When Leonard Purpera died in 2011, he left the Rock House and Old Store to Lemoine, the little girl who—decades before—would peek through the door to watch the ladies dance.
After selling the grocery in June of 2019, Lemoine knew she had to somehow keep her grandfather’s dance hall—a big part of her family’s legacy, and also Innis’s—alive. She never wanted to run a barroom but felt that the northern area of the parish was lacking an event venue, so she decided to move ahead with renovations with help from her husband Rodney and other members of the community.
[Read about the legendary Cajun La Poussierie dance hall here.]
“Every time I prayed: ‘Am I doing the right thing? What should I do? I sold my store, I don’t want to let my Rock House go. It’s my roots,’” Lemoine said. In moments of uncertainty, she would pray, calling on her late father for guidance: “‘Please, am I doing the right thing? Daddy, you gotta help me.’” Each time she did, pennies would appear, which she took as a sign of encouragement from her father. “So, every penny that I found throughout the renovation is in that bar under the polyurethane.”

Page layout parsing data:

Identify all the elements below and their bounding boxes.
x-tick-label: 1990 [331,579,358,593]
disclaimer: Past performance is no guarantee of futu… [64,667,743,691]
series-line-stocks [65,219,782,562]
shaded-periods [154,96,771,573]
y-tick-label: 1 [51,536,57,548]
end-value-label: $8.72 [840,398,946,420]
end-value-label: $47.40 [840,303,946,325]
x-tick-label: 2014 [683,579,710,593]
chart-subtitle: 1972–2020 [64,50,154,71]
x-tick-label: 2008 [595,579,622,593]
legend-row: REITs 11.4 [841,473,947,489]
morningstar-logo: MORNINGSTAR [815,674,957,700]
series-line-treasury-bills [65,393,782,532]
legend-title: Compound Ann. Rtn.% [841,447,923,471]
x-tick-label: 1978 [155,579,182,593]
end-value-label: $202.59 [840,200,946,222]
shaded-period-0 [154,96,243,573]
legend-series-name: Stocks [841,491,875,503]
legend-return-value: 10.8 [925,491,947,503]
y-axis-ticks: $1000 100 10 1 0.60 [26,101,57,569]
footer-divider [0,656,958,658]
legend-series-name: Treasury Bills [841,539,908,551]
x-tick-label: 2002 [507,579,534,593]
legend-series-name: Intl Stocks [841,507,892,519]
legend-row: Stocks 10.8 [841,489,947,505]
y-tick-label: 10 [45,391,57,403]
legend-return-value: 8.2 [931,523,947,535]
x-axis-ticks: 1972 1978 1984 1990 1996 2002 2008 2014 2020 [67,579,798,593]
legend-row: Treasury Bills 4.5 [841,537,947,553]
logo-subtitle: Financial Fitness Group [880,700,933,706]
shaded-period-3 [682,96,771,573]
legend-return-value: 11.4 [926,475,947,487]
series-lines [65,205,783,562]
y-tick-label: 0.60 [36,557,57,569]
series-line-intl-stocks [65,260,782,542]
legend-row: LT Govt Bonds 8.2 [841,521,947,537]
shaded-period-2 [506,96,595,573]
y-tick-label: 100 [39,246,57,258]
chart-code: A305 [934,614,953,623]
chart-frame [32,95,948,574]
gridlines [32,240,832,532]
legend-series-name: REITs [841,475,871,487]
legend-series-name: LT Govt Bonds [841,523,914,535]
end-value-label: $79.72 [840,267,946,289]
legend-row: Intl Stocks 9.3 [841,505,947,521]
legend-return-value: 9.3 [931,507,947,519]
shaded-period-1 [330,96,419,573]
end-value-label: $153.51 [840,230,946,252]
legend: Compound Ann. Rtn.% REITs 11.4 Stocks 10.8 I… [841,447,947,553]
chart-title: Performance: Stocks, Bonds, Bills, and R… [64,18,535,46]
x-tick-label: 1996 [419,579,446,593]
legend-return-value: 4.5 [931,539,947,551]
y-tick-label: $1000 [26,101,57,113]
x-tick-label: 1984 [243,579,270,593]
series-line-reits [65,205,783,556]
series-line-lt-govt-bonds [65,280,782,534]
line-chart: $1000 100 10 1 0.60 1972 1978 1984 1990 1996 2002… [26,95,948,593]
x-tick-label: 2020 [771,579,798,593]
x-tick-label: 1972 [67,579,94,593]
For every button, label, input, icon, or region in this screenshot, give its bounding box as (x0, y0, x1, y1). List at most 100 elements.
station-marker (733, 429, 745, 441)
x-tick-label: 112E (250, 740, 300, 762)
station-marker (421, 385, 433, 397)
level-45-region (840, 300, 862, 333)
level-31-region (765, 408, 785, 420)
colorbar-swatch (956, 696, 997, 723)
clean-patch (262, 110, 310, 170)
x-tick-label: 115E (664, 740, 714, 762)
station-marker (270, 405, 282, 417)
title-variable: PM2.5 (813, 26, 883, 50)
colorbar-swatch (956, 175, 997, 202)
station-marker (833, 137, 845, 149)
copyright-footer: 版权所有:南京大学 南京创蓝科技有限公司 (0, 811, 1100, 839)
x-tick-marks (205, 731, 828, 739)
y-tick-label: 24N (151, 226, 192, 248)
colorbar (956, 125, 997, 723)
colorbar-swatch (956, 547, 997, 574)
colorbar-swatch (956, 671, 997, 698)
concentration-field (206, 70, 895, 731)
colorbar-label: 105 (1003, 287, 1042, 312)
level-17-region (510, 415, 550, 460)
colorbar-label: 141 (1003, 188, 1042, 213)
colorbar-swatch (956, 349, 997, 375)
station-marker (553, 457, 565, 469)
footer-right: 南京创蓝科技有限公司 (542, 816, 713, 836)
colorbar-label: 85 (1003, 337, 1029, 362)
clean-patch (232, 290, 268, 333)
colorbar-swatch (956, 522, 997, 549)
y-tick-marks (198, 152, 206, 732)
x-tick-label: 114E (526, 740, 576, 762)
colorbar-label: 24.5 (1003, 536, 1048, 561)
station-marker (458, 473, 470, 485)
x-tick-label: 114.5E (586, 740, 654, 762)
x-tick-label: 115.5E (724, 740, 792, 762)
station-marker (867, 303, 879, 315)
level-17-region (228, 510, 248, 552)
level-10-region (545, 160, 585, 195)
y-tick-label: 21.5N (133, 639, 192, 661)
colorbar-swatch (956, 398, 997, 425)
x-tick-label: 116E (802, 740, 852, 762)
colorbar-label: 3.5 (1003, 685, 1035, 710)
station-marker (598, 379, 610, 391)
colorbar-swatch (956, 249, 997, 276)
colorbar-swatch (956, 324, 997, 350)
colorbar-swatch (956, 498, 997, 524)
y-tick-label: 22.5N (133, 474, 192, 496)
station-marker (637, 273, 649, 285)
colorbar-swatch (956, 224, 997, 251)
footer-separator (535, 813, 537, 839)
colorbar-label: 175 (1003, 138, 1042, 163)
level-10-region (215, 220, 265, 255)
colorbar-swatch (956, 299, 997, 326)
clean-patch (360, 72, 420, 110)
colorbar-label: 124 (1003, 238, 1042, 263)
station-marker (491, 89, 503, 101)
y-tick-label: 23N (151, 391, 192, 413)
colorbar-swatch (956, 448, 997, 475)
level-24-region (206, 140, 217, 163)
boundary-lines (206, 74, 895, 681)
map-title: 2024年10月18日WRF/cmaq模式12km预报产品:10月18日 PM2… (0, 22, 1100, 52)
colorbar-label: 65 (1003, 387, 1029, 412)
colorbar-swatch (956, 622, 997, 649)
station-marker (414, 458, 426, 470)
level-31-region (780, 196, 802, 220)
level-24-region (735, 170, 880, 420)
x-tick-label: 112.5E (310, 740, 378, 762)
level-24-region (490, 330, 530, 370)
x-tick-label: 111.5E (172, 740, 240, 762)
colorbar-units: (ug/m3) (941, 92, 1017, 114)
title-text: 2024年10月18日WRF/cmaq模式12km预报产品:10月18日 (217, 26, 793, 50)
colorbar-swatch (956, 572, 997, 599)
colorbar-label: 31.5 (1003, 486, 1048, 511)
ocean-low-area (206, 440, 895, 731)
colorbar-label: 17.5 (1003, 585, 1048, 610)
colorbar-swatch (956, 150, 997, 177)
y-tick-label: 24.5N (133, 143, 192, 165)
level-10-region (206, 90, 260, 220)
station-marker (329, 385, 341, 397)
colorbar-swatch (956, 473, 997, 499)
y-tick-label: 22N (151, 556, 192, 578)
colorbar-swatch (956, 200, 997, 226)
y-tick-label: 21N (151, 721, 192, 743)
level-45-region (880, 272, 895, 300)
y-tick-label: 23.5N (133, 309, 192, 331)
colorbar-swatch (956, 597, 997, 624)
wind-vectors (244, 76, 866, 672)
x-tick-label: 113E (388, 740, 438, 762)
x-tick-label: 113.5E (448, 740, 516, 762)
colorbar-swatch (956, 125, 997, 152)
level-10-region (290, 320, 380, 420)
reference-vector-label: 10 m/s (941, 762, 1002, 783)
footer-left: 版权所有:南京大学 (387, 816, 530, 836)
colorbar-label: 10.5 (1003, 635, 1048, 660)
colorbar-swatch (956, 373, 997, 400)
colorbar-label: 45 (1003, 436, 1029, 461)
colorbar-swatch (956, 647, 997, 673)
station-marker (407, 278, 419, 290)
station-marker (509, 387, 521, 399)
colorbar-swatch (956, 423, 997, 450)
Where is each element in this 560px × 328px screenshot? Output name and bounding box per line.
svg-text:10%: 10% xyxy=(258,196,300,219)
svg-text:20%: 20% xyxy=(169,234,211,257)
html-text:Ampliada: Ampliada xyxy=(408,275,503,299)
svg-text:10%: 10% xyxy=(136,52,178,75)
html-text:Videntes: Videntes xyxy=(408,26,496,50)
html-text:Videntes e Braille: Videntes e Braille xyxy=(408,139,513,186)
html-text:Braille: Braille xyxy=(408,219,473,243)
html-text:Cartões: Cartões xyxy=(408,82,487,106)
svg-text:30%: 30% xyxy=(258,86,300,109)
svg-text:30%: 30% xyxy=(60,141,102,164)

**REQUIRED ACTIONS:**
a) In the Rock House excerpt, where did Lemoine put every penny she found during the renovation?
b) Reproduce the Rock House excerpt word for word, everything from "After selling the" down to "of the community.".

**ANSWERS BELOW:**
a) She put them in the bar, under the polyurethane.

b)
After selling the grocery in June of 2019, Lemoine knew she had to somehow keep her grandfather’s dance hall—a big part of her family’s legacy, and also Innis’s—alive. She never wanted to run a barroom but felt that the northern area of the parish was lacking an event venue, so she decided to move ahead with renovations with help from her husband Rodney and other members of the community.